- [Description of the task]
Set the data down again, exactly as it reads, but without the pictures.

□ □ □ □ □ □ □

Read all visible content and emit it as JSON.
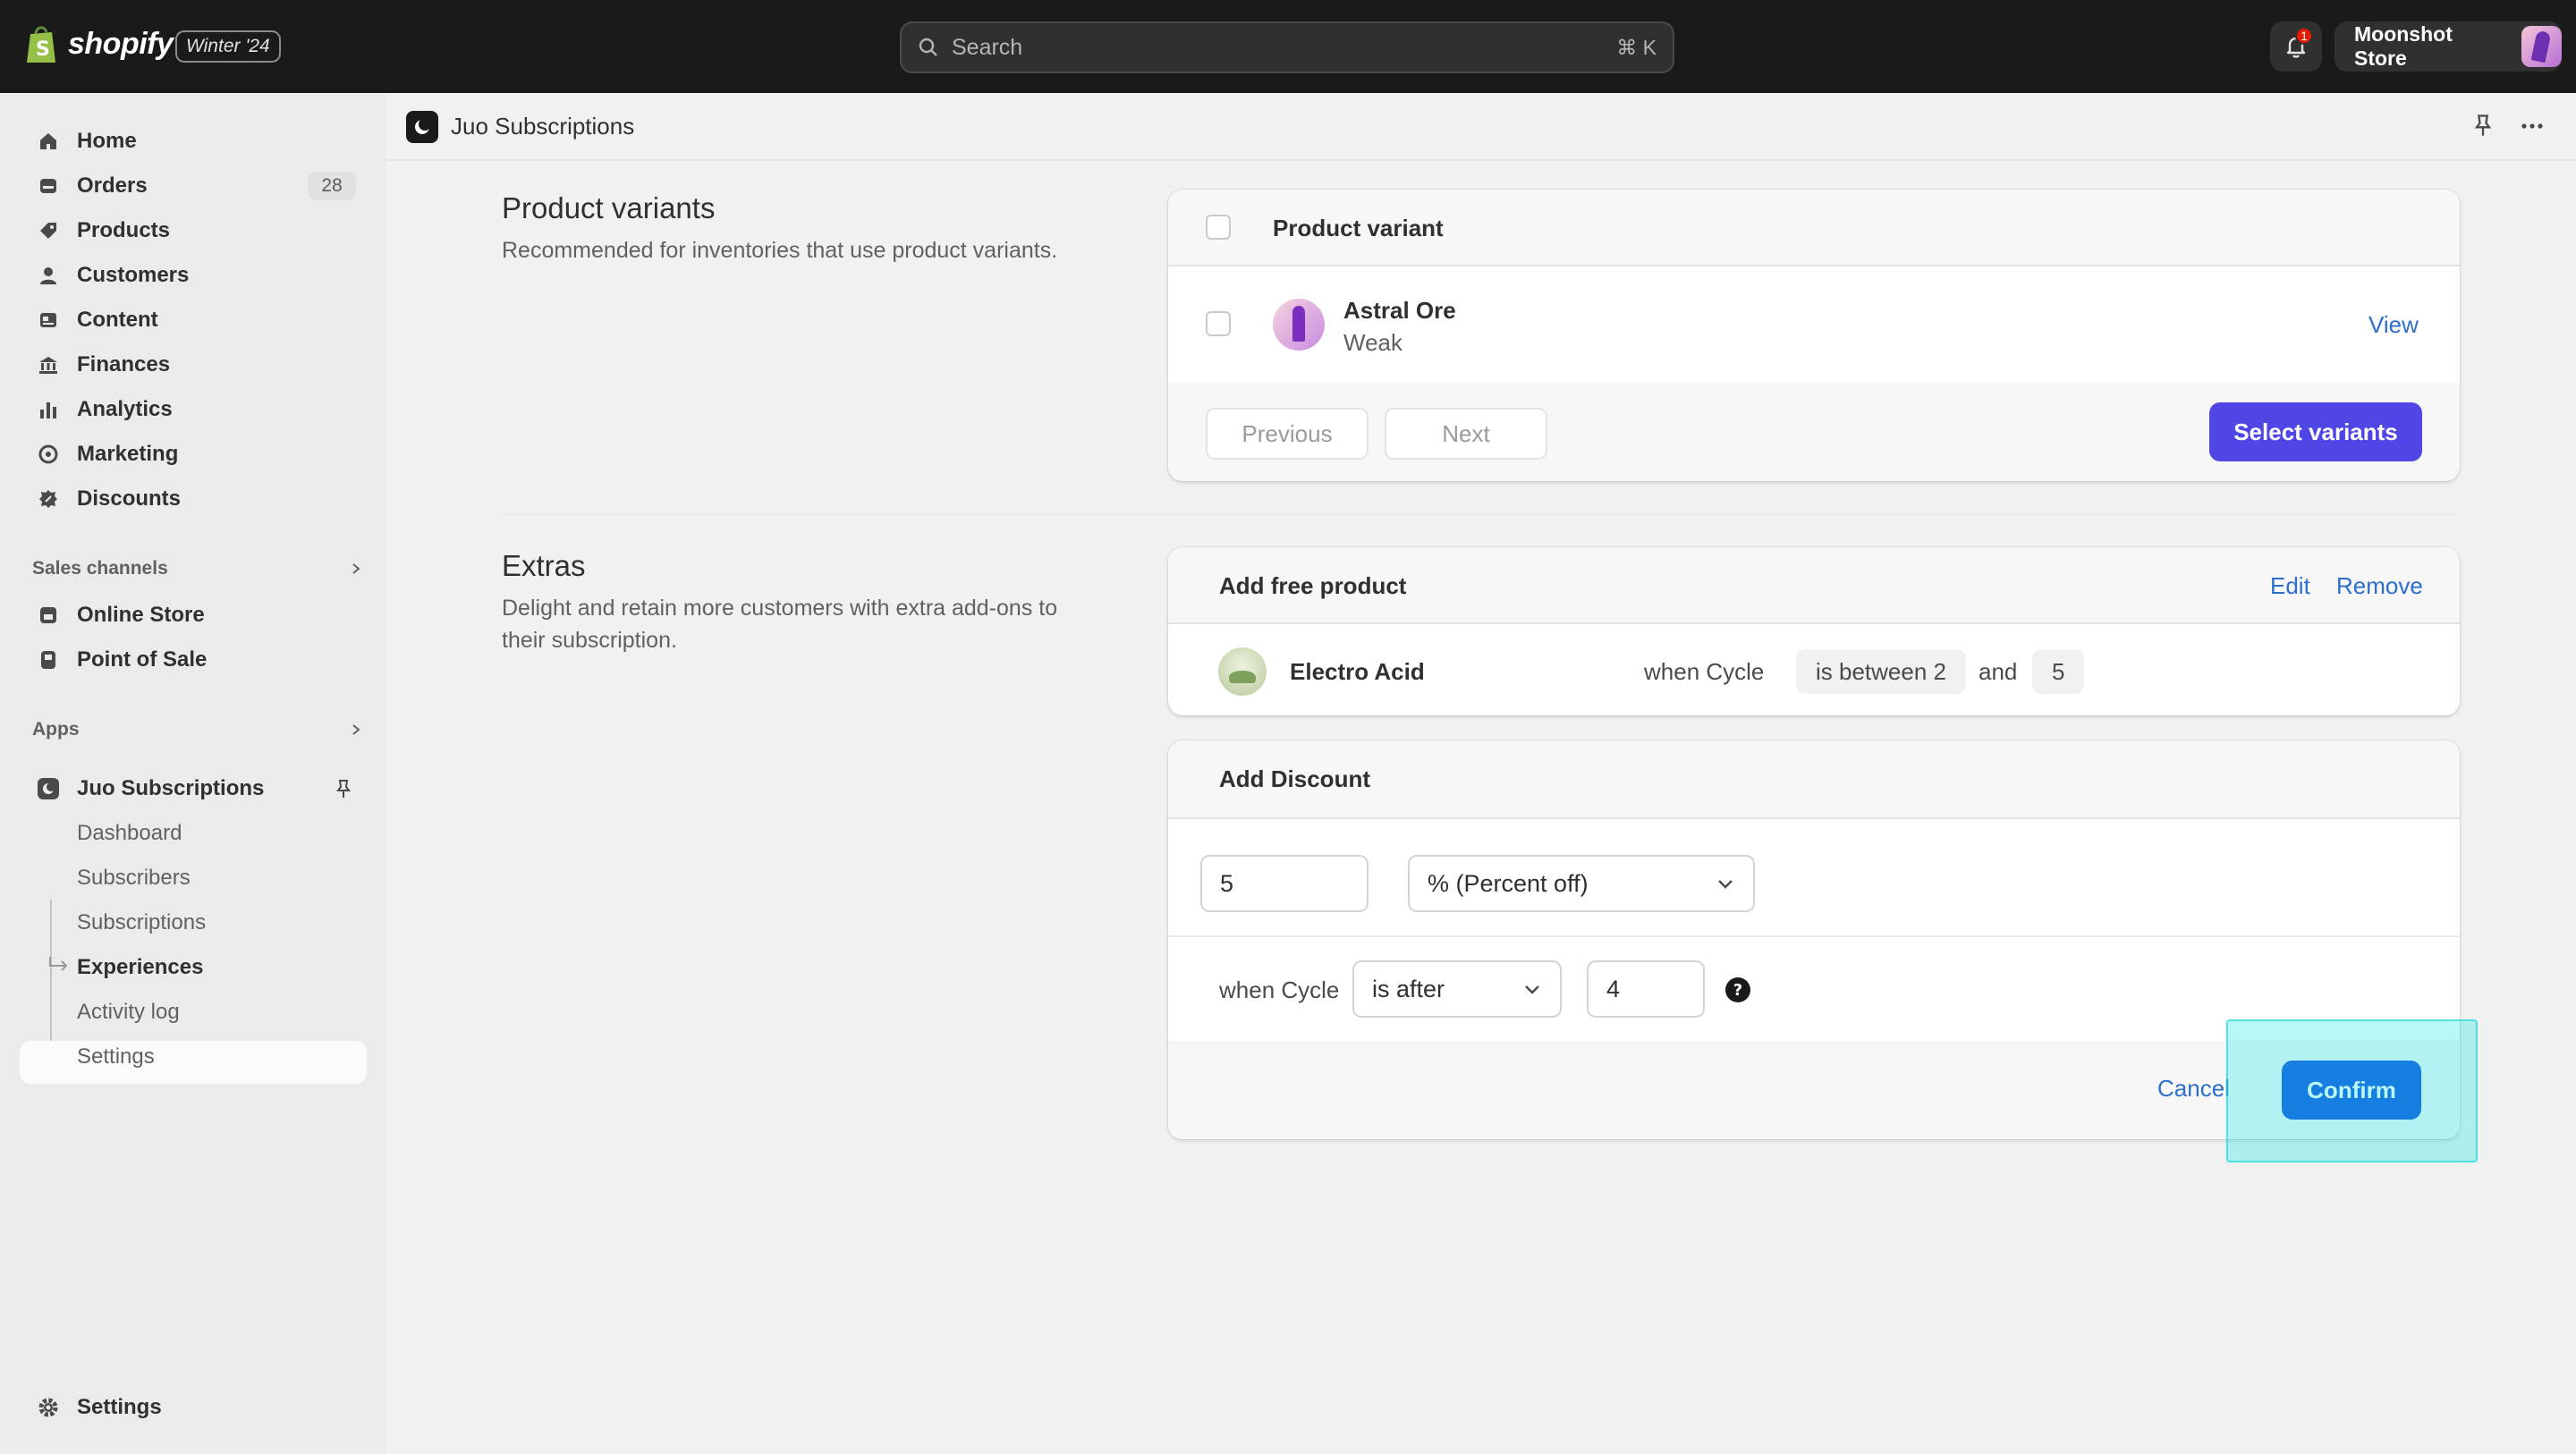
{
  "topbar": {
    "logo_text": "shopify",
    "edition": "Winter '24",
    "search_placeholder": "Search",
    "search_shortcut": "⌘ K",
    "notification_count": "1",
    "store_name": "Moonshot Store"
  },
  "sidebar": {
    "items": [
      {
        "label": "Home",
        "icon": "home-icon"
      },
      {
        "label": "Orders",
        "icon": "orders-icon",
        "badge": "28"
      },
      {
        "label": "Products",
        "icon": "tag-icon"
      },
      {
        "label": "Customers",
        "icon": "person-icon"
      },
      {
        "label": "Content",
        "icon": "content-icon"
      },
      {
        "label": "Finances",
        "icon": "bank-icon"
      },
      {
        "label": "Analytics",
        "icon": "chart-icon"
      },
      {
        "label": "Marketing",
        "icon": "target-icon"
      },
      {
        "label": "Discounts",
        "icon": "discount-icon"
      }
    ],
    "sales_channels_label": "Sales channels",
    "channels": [
      {
        "label": "Online Store",
        "icon": "store-icon"
      },
      {
        "label": "Point of Sale",
        "icon": "pos-icon"
      }
    ],
    "apps_label": "Apps",
    "app_name": "Juo Subscriptions",
    "app_subitems": [
      "Dashboard",
      "Subscribers",
      "Subscriptions",
      "Experiences",
      "Activity log",
      "Settings"
    ],
    "settings_label": "Settings"
  },
  "header": {
    "app_title": "Juo Subscriptions"
  },
  "variants_section": {
    "title": "Product variants",
    "description": "Recommended for inventories that use product variants.",
    "column_header": "Product variant",
    "row": {
      "name": "Astral Ore",
      "variant": "Weak",
      "action": "View"
    },
    "prev_label": "Previous",
    "next_label": "Next",
    "select_label": "Select variants"
  },
  "extras_section": {
    "title": "Extras",
    "description_line1": "Delight and retain more customers with extra add-ons to",
    "description_line2": "their subscription.",
    "free_product": {
      "heading": "Add free product",
      "edit_label": "Edit",
      "remove_label": "Remove",
      "product_name": "Electro Acid",
      "when_text": "when Cycle",
      "condition": "is between 2",
      "and_text": "and",
      "end_value": "5"
    },
    "discount": {
      "heading": "Add Discount",
      "amount": "5",
      "type_selected": "% (Percent off)",
      "when_text": "when Cycle",
      "condition_selected": "is after",
      "cycle_value": "4",
      "cancel_label": "Cancel",
      "confirm_label": "Confirm"
    }
  },
  "colors": {
    "topbar": "#1a1a1a",
    "primary_button": "#4f46e5",
    "confirm_button": "#1f56de",
    "link": "#2c6ecb",
    "highlight": "#00e6e6"
  }
}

□ □ □ □ □ □ □

- [Result of the exercise]
Read all visible content and emit it as JSON.
{
  "topbar": {
    "logo_text": "shopify",
    "edition": "Winter '24",
    "search_placeholder": "Search",
    "search_shortcut": "⌘ K",
    "notification_count": "1",
    "store_name": "Moonshot Store"
  },
  "sidebar": {
    "items": [
      {
        "label": "Home",
        "icon": "home-icon"
      },
      {
        "label": "Orders",
        "icon": "orders-icon",
        "badge": "28"
      },
      {
        "label": "Products",
        "icon": "tag-icon"
      },
      {
        "label": "Customers",
        "icon": "person-icon"
      },
      {
        "label": "Content",
        "icon": "content-icon"
      },
      {
        "label": "Finances",
        "icon": "bank-icon"
      },
      {
        "label": "Analytics",
        "icon": "chart-icon"
      },
      {
        "label": "Marketing",
        "icon": "target-icon"
      },
      {
        "label": "Discounts",
        "icon": "discount-icon"
      }
    ],
    "sales_channels_label": "Sales channels",
    "channels": [
      {
        "label": "Online Store",
        "icon": "store-icon"
      },
      {
        "label": "Point of Sale",
        "icon": "pos-icon"
      }
    ],
    "apps_label": "Apps",
    "app_name": "Juo Subscriptions",
    "app_subitems": [
      "Dashboard",
      "Subscribers",
      "Subscriptions",
      "Experiences",
      "Activity log",
      "Settings"
    ],
    "settings_label": "Settings"
  },
  "header": {
    "app_title": "Juo Subscriptions"
  },
  "variants_section": {
    "title": "Product variants",
    "description": "Recommended for inventories that use product variants.",
    "column_header": "Product variant",
    "row": {
      "name": "Astral Ore",
      "variant": "Weak",
      "action": "View"
    },
    "prev_label": "Previous",
    "next_label": "Next",
    "select_label": "Select variants"
  },
  "extras_section": {
    "title": "Extras",
    "description_line1": "Delight and retain more customers with extra add-ons to",
    "description_line2": "their subscription.",
    "free_product": {
      "heading": "Add free product",
      "edit_label": "Edit",
      "remove_label": "Remove",
      "product_name": "Electro Acid",
      "when_text": "when Cycle",
      "condition": "is between 2",
      "and_text": "and",
      "end_value": "5"
    },
    "discount": {
      "heading": "Add Discount",
      "amount": "5",
      "type_selected": "% (Percent off)",
      "when_text": "when Cycle",
      "condition_selected": "is after",
      "cycle_value": "4",
      "cancel_label": "Cancel",
      "confirm_label": "Confirm"
    }
  },
  "colors": {
    "topbar": "#1a1a1a",
    "primary_button": "#4f46e5",
    "confirm_button": "#1f56de",
    "link": "#2c6ecb",
    "highlight": "#00e6e6"
  }
}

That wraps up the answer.